**Records shown**

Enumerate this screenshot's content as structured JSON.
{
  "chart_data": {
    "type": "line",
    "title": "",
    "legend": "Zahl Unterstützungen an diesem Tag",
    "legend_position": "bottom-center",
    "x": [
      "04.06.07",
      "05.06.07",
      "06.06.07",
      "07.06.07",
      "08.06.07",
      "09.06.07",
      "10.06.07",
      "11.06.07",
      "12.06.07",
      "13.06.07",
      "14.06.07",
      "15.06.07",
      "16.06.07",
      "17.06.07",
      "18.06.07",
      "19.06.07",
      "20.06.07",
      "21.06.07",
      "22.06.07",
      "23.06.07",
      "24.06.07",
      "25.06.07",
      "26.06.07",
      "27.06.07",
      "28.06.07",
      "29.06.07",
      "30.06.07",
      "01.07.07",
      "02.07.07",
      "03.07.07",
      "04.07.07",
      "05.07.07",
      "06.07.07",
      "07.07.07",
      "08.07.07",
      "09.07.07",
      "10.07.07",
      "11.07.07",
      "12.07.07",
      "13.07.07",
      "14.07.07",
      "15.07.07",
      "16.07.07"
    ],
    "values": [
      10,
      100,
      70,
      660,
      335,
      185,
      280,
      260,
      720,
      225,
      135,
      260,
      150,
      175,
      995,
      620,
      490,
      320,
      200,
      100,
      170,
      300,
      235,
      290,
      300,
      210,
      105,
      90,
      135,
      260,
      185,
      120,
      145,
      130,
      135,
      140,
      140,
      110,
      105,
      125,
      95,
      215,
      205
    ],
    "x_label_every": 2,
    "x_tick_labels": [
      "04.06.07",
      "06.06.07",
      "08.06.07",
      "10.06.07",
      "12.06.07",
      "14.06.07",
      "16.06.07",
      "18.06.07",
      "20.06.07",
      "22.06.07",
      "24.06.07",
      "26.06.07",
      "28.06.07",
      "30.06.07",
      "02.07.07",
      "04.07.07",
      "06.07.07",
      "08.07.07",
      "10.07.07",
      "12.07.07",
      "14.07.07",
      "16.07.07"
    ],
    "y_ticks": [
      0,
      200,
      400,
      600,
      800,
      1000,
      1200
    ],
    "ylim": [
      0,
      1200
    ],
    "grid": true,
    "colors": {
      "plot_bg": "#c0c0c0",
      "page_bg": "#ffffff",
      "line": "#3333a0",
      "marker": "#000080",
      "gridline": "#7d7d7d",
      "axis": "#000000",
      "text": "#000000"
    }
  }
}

**Stated problem**
Restate each record exactly as written.

**Full answer**
Enumerate this screenshot's content as structured JSON.
{
  "chart_data": {
    "type": "line",
    "title": "",
    "legend": "Zahl Unterstützungen an diesem Tag",
    "legend_position": "bottom-center",
    "x": [
      "04.06.07",
      "05.06.07",
      "06.06.07",
      "07.06.07",
      "08.06.07",
      "09.06.07",
      "10.06.07",
      "11.06.07",
      "12.06.07",
      "13.06.07",
      "14.06.07",
      "15.06.07",
      "16.06.07",
      "17.06.07",
      "18.06.07",
      "19.06.07",
      "20.06.07",
      "21.06.07",
      "22.06.07",
      "23.06.07",
      "24.06.07",
      "25.06.07",
      "26.06.07",
      "27.06.07",
      "28.06.07",
      "29.06.07",
      "30.06.07",
      "01.07.07",
      "02.07.07",
      "03.07.07",
      "04.07.07",
      "05.07.07",
      "06.07.07",
      "07.07.07",
      "08.07.07",
      "09.07.07",
      "10.07.07",
      "11.07.07",
      "12.07.07",
      "13.07.07",
      "14.07.07",
      "15.07.07",
      "16.07.07"
    ],
    "values": [
      10,
      100,
      70,
      660,
      335,
      185,
      280,
      260,
      720,
      225,
      135,
      260,
      150,
      175,
      995,
      620,
      490,
      320,
      200,
      100,
      170,
      300,
      235,
      290,
      300,
      210,
      105,
      90,
      135,
      260,
      185,
      120,
      145,
      130,
      135,
      140,
      140,
      110,
      105,
      125,
      95,
      215,
      205
    ],
    "x_label_every": 2,
    "x_tick_labels": [
      "04.06.07",
      "06.06.07",
      "08.06.07",
      "10.06.07",
      "12.06.07",
      "14.06.07",
      "16.06.07",
      "18.06.07",
      "20.06.07",
      "22.06.07",
      "24.06.07",
      "26.06.07",
      "28.06.07",
      "30.06.07",
      "02.07.07",
      "04.07.07",
      "06.07.07",
      "08.07.07",
      "10.07.07",
      "12.07.07",
      "14.07.07",
      "16.07.07"
    ],
    "y_ticks": [
      0,
      200,
      400,
      600,
      800,
      1000,
      1200
    ],
    "ylim": [
      0,
      1200
    ],
    "grid": true,
    "colors": {
      "plot_bg": "#c0c0c0",
      "page_bg": "#ffffff",
      "line": "#3333a0",
      "marker": "#000080",
      "gridline": "#7d7d7d",
      "axis": "#000000",
      "text": "#000000"
    }
  }
}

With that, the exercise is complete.